• **Instructions for the task**:
From the data that follows, copy every line holding the string "type".
§ §
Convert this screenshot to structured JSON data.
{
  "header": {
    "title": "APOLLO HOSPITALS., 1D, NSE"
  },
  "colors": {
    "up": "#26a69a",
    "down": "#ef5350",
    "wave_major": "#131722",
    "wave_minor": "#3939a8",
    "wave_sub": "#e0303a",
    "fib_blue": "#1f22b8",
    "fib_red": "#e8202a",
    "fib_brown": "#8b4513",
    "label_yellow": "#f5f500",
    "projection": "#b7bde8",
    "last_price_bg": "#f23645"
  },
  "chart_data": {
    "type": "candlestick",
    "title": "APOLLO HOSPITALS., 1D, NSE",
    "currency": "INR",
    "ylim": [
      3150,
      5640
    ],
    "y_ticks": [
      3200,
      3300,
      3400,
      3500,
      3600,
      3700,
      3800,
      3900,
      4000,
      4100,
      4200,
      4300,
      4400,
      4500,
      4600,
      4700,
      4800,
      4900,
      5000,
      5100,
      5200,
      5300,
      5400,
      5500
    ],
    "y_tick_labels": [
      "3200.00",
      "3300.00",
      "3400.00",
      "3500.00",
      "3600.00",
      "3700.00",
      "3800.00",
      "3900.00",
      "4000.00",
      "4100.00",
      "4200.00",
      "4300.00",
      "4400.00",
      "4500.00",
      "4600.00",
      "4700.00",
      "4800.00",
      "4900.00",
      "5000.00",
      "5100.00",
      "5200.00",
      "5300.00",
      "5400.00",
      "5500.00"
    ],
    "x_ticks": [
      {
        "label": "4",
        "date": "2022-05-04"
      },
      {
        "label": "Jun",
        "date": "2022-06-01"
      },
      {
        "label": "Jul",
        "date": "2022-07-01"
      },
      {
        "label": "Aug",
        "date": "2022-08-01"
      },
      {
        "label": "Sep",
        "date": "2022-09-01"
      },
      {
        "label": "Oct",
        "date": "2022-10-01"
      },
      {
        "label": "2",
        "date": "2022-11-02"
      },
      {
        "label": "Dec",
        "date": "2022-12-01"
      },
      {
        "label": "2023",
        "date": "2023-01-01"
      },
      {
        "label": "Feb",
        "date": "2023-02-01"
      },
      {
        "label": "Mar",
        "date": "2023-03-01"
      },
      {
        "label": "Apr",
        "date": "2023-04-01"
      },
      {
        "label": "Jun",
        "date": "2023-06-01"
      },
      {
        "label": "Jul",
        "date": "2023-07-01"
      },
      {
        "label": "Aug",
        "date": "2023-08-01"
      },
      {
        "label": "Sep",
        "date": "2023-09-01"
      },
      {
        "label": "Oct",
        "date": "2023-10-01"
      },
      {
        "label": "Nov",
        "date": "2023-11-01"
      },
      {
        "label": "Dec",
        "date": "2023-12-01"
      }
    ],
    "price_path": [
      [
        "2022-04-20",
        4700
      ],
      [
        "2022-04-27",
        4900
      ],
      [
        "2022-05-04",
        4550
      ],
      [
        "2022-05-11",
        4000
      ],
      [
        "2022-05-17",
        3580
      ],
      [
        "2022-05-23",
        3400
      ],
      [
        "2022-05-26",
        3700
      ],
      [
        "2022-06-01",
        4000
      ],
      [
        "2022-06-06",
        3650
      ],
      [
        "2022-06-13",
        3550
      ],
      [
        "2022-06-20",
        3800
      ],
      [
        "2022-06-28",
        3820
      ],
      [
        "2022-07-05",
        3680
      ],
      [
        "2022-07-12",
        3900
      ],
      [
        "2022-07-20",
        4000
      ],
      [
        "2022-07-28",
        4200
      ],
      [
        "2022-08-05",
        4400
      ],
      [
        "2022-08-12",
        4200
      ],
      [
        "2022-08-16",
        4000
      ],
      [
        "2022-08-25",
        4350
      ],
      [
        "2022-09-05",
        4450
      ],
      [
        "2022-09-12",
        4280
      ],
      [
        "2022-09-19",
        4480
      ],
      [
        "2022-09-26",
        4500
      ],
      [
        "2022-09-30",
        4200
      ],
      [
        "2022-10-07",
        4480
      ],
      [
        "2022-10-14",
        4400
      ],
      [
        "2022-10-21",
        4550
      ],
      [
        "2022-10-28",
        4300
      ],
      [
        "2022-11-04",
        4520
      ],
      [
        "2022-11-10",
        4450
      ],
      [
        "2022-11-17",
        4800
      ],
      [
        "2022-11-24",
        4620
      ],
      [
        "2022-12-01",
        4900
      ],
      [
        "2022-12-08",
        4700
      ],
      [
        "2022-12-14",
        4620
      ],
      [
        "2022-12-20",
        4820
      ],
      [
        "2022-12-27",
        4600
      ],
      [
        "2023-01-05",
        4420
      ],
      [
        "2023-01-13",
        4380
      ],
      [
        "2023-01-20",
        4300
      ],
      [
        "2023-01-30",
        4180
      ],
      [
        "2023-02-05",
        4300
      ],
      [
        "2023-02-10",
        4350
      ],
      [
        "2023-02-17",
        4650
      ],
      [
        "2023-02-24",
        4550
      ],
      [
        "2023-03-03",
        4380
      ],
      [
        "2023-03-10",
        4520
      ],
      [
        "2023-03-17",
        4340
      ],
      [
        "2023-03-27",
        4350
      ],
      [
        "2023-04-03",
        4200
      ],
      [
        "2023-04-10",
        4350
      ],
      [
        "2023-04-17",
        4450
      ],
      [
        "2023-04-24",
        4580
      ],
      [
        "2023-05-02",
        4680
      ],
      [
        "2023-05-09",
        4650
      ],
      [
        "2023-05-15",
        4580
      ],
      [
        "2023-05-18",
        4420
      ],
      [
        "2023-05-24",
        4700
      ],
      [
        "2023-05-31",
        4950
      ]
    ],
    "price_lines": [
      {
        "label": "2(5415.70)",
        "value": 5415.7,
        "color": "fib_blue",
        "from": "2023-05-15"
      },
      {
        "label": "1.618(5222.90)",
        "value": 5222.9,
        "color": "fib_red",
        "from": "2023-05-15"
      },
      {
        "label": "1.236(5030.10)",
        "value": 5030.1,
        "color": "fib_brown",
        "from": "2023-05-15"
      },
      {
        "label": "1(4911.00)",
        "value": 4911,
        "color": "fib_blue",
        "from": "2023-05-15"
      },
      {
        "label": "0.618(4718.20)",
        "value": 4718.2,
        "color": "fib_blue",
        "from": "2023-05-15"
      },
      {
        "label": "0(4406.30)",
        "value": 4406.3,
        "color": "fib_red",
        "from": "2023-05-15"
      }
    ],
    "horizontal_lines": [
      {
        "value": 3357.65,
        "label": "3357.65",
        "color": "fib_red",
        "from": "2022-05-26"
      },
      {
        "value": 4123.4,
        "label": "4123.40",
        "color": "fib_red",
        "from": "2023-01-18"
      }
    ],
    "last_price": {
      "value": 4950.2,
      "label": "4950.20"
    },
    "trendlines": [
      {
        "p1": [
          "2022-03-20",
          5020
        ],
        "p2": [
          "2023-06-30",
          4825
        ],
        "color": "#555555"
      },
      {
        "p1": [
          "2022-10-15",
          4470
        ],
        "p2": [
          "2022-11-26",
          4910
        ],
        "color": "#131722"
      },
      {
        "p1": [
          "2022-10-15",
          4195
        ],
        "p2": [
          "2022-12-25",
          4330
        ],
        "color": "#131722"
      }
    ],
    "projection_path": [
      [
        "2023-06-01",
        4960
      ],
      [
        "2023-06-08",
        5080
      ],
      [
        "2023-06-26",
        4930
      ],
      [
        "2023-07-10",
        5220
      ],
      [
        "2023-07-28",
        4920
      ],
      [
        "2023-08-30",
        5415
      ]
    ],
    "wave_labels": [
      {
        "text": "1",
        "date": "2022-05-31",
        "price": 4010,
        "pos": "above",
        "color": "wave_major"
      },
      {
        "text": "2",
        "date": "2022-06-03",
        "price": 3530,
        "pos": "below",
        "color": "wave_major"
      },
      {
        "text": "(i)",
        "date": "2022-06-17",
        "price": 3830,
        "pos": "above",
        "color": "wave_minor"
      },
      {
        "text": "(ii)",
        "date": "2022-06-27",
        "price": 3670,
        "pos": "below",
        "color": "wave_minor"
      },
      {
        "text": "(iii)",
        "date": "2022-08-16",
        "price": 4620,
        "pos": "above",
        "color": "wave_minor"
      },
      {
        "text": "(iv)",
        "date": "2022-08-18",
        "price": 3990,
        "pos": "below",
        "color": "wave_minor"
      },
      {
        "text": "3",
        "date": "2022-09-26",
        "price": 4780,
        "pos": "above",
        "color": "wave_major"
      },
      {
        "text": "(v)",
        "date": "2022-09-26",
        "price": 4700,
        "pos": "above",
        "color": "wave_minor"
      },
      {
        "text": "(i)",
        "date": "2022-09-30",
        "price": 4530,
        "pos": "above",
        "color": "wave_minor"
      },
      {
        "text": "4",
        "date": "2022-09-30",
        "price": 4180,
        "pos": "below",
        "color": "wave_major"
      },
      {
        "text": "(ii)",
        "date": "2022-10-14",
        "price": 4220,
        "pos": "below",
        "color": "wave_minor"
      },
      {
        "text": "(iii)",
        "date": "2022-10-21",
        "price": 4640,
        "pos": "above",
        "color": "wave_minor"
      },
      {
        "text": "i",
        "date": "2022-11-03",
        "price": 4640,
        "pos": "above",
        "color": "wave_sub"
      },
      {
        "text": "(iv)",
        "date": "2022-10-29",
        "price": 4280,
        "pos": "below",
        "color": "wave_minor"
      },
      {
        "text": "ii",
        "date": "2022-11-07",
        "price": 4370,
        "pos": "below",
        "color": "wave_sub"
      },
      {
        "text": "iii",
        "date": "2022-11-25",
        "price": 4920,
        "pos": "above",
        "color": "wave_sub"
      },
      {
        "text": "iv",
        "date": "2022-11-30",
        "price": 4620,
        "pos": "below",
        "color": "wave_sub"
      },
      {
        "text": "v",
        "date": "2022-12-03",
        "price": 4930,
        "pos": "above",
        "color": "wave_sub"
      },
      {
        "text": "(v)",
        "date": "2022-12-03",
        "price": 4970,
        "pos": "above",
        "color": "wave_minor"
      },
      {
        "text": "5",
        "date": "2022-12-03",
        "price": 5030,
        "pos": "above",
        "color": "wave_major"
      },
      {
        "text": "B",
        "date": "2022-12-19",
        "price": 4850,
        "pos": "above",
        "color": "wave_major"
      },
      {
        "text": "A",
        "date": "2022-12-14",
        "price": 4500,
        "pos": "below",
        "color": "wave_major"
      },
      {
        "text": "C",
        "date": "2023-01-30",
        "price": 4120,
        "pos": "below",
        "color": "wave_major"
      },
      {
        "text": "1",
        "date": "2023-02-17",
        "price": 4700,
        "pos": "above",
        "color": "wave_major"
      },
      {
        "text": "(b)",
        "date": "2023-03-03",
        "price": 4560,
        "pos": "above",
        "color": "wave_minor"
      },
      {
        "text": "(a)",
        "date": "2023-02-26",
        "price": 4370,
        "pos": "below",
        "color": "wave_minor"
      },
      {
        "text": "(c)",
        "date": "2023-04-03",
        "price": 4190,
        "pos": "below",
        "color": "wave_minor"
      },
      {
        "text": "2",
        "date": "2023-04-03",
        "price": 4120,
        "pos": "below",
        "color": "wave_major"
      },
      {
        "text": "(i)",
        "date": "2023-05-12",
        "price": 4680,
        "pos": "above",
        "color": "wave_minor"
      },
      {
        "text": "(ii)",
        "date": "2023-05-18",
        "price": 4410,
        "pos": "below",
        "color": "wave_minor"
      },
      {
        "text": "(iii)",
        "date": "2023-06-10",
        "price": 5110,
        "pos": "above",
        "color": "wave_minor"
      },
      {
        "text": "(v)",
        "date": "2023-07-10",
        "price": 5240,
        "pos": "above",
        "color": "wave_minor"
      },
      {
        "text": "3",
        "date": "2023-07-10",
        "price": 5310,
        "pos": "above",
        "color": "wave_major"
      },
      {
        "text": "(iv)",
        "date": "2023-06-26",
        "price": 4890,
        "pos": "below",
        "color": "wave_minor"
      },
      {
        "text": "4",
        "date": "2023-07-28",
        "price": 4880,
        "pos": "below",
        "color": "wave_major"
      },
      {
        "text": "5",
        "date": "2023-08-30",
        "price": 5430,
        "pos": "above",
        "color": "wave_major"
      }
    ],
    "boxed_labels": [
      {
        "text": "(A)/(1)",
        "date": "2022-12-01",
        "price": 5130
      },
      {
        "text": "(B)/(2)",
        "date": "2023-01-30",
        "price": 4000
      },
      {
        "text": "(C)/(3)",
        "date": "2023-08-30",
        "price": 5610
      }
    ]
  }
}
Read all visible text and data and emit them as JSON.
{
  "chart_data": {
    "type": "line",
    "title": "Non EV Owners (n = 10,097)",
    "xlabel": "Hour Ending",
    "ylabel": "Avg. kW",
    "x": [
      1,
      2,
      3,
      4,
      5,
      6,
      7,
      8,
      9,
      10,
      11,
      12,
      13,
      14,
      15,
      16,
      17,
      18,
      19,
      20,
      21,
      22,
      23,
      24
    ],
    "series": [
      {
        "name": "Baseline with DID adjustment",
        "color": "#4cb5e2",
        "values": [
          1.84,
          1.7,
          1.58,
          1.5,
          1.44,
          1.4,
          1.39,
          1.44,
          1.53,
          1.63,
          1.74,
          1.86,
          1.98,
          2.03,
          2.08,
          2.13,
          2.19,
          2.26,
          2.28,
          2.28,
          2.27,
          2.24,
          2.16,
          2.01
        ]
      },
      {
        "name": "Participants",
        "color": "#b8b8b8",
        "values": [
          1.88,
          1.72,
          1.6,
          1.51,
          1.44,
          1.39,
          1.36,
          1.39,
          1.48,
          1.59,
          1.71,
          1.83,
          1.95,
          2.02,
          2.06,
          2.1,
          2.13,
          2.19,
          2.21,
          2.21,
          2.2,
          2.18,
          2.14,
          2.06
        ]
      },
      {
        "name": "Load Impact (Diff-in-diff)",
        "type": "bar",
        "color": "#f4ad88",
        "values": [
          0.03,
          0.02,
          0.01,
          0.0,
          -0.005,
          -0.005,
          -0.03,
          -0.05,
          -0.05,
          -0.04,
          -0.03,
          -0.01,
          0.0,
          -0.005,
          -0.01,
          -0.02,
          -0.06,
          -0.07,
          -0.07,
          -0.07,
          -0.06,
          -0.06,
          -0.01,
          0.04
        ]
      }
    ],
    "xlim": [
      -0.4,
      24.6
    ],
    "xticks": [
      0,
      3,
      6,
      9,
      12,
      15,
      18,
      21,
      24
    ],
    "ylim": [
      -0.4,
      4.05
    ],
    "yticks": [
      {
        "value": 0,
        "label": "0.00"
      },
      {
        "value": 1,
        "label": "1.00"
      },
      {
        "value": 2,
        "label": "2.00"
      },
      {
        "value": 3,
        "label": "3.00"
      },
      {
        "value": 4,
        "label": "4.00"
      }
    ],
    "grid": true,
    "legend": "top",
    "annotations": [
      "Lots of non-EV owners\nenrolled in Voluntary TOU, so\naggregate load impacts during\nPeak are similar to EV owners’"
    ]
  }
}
§ §
• **Exercise solution**:
    "type": "candlestick",
    "type": "line",
        "type": "bar",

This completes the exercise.